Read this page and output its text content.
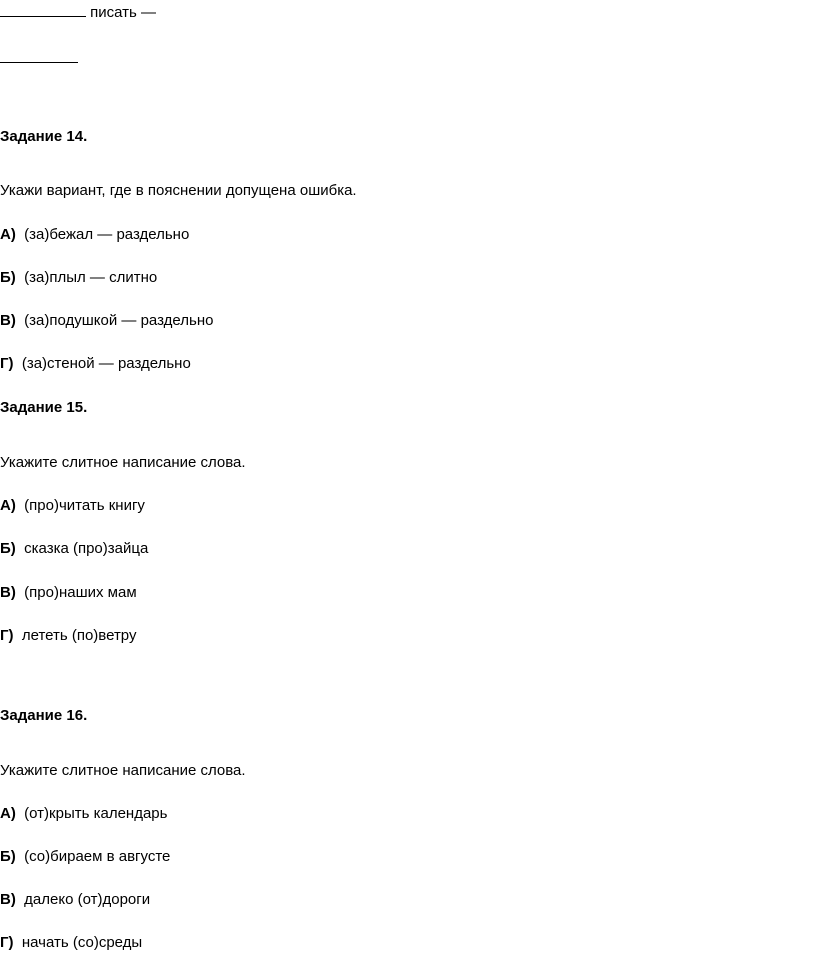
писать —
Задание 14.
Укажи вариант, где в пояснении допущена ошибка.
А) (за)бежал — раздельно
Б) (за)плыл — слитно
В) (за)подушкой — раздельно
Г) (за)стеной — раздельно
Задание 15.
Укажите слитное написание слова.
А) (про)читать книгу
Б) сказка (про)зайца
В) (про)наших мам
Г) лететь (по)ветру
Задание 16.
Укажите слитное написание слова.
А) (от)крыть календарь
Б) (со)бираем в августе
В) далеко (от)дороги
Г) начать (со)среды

To be done:
Omit the pictures, and quote the material above exactly as given.

Written response:
Read this page and output its text content.
писать —
Задание 14.
Укажи вариант, где в пояснении допущена ошибка.
А) (за)бежал — раздельно
Б) (за)плыл — слитно
В) (за)подушкой — раздельно
Г) (за)стеной — раздельно
Задание 15.
Укажите слитное написание слова.
А) (про)читать книгу
Б) сказка (про)зайца
В) (про)наших мам
Г) лететь (по)ветру
Задание 16.
Укажите слитное написание слова.
А) (от)крыть календарь
Б) (со)бираем в августе
В) далеко (от)дороги
Г) начать (со)среды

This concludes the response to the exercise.